* Begin The data *

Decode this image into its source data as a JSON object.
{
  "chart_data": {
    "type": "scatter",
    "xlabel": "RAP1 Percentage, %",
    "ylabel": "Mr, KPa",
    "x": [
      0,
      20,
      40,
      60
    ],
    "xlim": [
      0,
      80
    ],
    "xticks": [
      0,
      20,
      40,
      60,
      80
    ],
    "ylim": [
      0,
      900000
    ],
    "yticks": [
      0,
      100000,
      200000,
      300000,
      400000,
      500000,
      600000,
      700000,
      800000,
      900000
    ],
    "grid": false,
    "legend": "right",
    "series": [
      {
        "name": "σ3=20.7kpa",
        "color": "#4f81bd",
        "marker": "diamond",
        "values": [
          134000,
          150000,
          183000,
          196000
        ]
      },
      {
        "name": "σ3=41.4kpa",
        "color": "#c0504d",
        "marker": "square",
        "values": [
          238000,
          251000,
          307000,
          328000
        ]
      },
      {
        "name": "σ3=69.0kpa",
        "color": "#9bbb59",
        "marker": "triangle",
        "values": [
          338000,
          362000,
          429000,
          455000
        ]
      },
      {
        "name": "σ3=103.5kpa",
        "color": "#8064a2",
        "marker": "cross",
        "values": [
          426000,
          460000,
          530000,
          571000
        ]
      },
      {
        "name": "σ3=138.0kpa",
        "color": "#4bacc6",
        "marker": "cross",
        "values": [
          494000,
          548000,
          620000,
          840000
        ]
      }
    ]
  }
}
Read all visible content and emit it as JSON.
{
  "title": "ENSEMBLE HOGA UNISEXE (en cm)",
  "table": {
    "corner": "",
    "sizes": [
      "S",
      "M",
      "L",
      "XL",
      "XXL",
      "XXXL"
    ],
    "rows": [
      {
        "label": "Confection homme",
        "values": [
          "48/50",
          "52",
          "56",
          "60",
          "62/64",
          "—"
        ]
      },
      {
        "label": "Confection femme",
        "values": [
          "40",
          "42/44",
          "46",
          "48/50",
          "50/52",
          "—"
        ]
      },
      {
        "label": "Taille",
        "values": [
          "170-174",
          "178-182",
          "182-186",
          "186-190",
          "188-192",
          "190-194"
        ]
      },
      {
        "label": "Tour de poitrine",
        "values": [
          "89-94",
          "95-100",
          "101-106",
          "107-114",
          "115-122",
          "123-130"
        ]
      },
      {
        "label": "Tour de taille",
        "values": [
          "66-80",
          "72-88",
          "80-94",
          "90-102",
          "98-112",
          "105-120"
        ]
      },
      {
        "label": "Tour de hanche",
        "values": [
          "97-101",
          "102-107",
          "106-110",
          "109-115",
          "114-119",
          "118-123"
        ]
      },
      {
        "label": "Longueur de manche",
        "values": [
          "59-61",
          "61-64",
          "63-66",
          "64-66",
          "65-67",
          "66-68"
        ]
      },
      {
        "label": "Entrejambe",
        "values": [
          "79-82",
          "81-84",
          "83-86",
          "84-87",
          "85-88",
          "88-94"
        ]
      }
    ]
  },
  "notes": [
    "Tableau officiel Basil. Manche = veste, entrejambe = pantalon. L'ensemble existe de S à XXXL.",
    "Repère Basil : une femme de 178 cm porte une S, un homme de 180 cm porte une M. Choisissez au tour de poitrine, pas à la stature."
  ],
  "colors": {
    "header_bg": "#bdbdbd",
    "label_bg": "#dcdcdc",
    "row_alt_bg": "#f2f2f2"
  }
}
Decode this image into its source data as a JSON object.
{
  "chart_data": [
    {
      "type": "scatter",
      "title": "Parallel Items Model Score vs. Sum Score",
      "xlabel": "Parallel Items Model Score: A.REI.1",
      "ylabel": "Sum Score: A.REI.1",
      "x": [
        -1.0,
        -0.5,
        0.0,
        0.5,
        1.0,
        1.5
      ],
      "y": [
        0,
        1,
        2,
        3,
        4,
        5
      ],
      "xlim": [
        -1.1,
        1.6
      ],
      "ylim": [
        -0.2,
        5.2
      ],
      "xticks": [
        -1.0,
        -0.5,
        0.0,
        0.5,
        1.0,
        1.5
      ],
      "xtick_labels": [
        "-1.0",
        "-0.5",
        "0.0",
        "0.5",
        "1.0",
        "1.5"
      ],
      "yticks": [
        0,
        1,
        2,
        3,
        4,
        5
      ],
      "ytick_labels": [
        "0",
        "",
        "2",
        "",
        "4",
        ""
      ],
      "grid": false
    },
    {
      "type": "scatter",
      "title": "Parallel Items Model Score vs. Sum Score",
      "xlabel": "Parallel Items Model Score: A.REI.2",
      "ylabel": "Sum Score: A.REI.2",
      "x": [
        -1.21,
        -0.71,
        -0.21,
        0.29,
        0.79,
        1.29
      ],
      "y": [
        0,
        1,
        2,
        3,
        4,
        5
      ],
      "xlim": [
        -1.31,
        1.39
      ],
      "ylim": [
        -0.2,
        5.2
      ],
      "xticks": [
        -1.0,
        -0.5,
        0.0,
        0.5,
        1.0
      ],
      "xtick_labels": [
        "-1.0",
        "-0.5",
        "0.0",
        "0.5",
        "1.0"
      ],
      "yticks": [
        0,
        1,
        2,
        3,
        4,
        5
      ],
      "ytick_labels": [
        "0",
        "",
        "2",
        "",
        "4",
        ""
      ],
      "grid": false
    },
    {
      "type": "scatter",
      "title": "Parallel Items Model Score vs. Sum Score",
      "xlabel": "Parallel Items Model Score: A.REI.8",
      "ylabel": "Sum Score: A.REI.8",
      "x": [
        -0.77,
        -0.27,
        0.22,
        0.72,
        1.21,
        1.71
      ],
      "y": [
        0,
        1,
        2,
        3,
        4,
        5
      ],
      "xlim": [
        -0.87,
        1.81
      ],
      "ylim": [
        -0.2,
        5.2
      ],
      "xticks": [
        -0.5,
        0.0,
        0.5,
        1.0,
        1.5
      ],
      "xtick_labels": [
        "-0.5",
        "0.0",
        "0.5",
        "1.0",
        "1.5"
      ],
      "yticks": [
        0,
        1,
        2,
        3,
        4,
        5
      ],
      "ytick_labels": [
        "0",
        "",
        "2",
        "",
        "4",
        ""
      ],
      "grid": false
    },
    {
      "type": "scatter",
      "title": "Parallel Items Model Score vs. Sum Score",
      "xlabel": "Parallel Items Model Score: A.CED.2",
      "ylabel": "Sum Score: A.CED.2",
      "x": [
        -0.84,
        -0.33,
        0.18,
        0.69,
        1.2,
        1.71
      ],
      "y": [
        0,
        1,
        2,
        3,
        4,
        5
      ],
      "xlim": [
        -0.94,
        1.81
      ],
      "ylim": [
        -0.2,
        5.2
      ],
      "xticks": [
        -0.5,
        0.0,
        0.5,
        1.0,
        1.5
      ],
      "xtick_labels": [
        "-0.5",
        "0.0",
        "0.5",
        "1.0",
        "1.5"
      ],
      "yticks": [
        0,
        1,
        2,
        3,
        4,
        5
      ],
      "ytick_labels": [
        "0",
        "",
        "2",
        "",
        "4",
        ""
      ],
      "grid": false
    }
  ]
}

* End The data *

Aim
Retype the entries exactly, including every line.

The solution
Decode this image into its source data as a JSON object.
{
  "chart_data": {
    "type": "scatter",
    "xlabel": "RAP1 Percentage, %",
    "ylabel": "Mr, KPa",
    "x": [
      0,
      20,
      40,
      60
    ],
    "xlim": [
      0,
      80
    ],
    "xticks": [
      0,
      20,
      40,
      60,
      80
    ],
    "ylim": [
      0,
      900000
    ],
    "yticks": [
      0,
      100000,
      200000,
      300000,
      400000,
      500000,
      600000,
      700000,
      800000,
      900000
    ],
    "grid": false,
    "legend": "right",
    "series": [
      {
        "name": "σ3=20.7kpa",
        "color": "#4f81bd",
        "marker": "diamond",
        "values": [
          134000,
          150000,
          183000,
          196000
        ]
      },
      {
        "name": "σ3=41.4kpa",
        "color": "#c0504d",
        "marker": "square",
        "values": [
          238000,
          251000,
          307000,
          328000
        ]
      },
      {
        "name": "σ3=69.0kpa",
        "color": "#9bbb59",
        "marker": "triangle",
        "values": [
          338000,
          362000,
          429000,
          455000
        ]
      },
      {
        "name": "σ3=103.5kpa",
        "color": "#8064a2",
        "marker": "cross",
        "values": [
          426000,
          460000,
          530000,
          571000
        ]
      },
      {
        "name": "σ3=138.0kpa",
        "color": "#4bacc6",
        "marker": "cross",
        "values": [
          494000,
          548000,
          620000,
          840000
        ]
      }
    ]
  }
}
Read all visible content and emit it as JSON.
{
  "title": "ENSEMBLE HOGA UNISEXE (en cm)",
  "table": {
    "corner": "",
    "sizes": [
      "S",
      "M",
      "L",
      "XL",
      "XXL",
      "XXXL"
    ],
    "rows": [
      {
        "label": "Confection homme",
        "values": [
          "48/50",
          "52",
          "56",
          "60",
          "62/64",
          "—"
        ]
      },
      {
        "label": "Confection femme",
        "values": [
          "40",
          "42/44",
          "46",
          "48/50",
          "50/52",
          "—"
        ]
      },
      {
        "label": "Taille",
        "values": [
          "170-174",
          "178-182",
          "182-186",
          "186-190",
          "188-192",
          "190-194"
        ]
      },
      {
        "label": "Tour de poitrine",
        "values": [
          "89-94",
          "95-100",
          "101-106",
          "107-114",
          "115-122",
          "123-130"
        ]
      },
      {
        "label": "Tour de taille",
        "values": [
          "66-80",
          "72-88",
          "80-94",
          "90-102",
          "98-112",
          "105-120"
        ]
      },
      {
        "label": "Tour de hanche",
        "values": [
          "97-101",
          "102-107",
          "106-110",
          "109-115",
          "114-119",
          "118-123"
        ]
      },
      {
        "label": "Longueur de manche",
        "values": [
          "59-61",
          "61-64",
          "63-66",
          "64-66",
          "65-67",
          "66-68"
        ]
      },
      {
        "label": "Entrejambe",
        "values": [
          "79-82",
          "81-84",
          "83-86",
          "84-87",
          "85-88",
          "88-94"
        ]
      }
    ]
  },
  "notes": [
    "Tableau officiel Basil. Manche = veste, entrejambe = pantalon. L'ensemble existe de S à XXXL.",
    "Repère Basil : une femme de 178 cm porte une S, un homme de 180 cm porte une M. Choisissez au tour de poitrine, pas à la stature."
  ],
  "colors": {
    "header_bg": "#bdbdbd",
    "label_bg": "#dcdcdc",
    "row_alt_bg": "#f2f2f2"
  }
}
Decode this image into its source data as a JSON object.
{
  "chart_data": [
    {
      "type": "scatter",
      "title": "Parallel Items Model Score vs. Sum Score",
      "xlabel": "Parallel Items Model Score: A.REI.1",
      "ylabel": "Sum Score: A.REI.1",
      "x": [
        -1.0,
        -0.5,
        0.0,
        0.5,
        1.0,
        1.5
      ],
      "y": [
        0,
        1,
        2,
        3,
        4,
        5
      ],
      "xlim": [
        -1.1,
        1.6
      ],
      "ylim": [
        -0.2,
        5.2
      ],
      "xticks": [
        -1.0,
        -0.5,
        0.0,
        0.5,
        1.0,
        1.5
      ],
      "xtick_labels": [
        "-1.0",
        "-0.5",
        "0.0",
        "0.5",
        "1.0",
        "1.5"
      ],
      "yticks": [
        0,
        1,
        2,
        3,
        4,
        5
      ],
      "ytick_labels": [
        "0",
        "",
        "2",
        "",
        "4",
        ""
      ],
      "grid": false
    },
    {
      "type": "scatter",
      "title": "Parallel Items Model Score vs. Sum Score",
      "xlabel": "Parallel Items Model Score: A.REI.2",
      "ylabel": "Sum Score: A.REI.2",
      "x": [
        -1.21,
        -0.71,
        -0.21,
        0.29,
        0.79,
        1.29
      ],
      "y": [
        0,
        1,
        2,
        3,
        4,
        5
      ],
      "xlim": [
        -1.31,
        1.39
      ],
      "ylim": [
        -0.2,
        5.2
      ],
      "xticks": [
        -1.0,
        -0.5,
        0.0,
        0.5,
        1.0
      ],
      "xtick_labels": [
        "-1.0",
        "-0.5",
        "0.0",
        "0.5",
        "1.0"
      ],
      "yticks": [
        0,
        1,
        2,
        3,
        4,
        5
      ],
      "ytick_labels": [
        "0",
        "",
        "2",
        "",
        "4",
        ""
      ],
      "grid": false
    },
    {
      "type": "scatter",
      "title": "Parallel Items Model Score vs. Sum Score",
      "xlabel": "Parallel Items Model Score: A.REI.8",
      "ylabel": "Sum Score: A.REI.8",
      "x": [
        -0.77,
        -0.27,
        0.22,
        0.72,
        1.21,
        1.71
      ],
      "y": [
        0,
        1,
        2,
        3,
        4,
        5
      ],
      "xlim": [
        -0.87,
        1.81
      ],
      "ylim": [
        -0.2,
        5.2
      ],
      "xticks": [
        -0.5,
        0.0,
        0.5,
        1.0,
        1.5
      ],
      "xtick_labels": [
        "-0.5",
        "0.0",
        "0.5",
        "1.0",
        "1.5"
      ],
      "yticks": [
        0,
        1,
        2,
        3,
        4,
        5
      ],
      "ytick_labels": [
        "0",
        "",
        "2",
        "",
        "4",
        ""
      ],
      "grid": false
    },
    {
      "type": "scatter",
      "title": "Parallel Items Model Score vs. Sum Score",
      "xlabel": "Parallel Items Model Score: A.CED.2",
      "ylabel": "Sum Score: A.CED.2",
      "x": [
        -0.84,
        -0.33,
        0.18,
        0.69,
        1.2,
        1.71
      ],
      "y": [
        0,
        1,
        2,
        3,
        4,
        5
      ],
      "xlim": [
        -0.94,
        1.81
      ],
      "ylim": [
        -0.2,
        5.2
      ],
      "xticks": [
        -0.5,
        0.0,
        0.5,
        1.0,
        1.5
      ],
      "xtick_labels": [
        "-0.5",
        "0.0",
        "0.5",
        "1.0",
        "1.5"
      ],
      "yticks": [
        0,
        1,
        2,
        3,
        4,
        5
      ],
      "ytick_labels": [
        "0",
        "",
        "2",
        "",
        "4",
        ""
      ],
      "grid": false
    }
  ]
}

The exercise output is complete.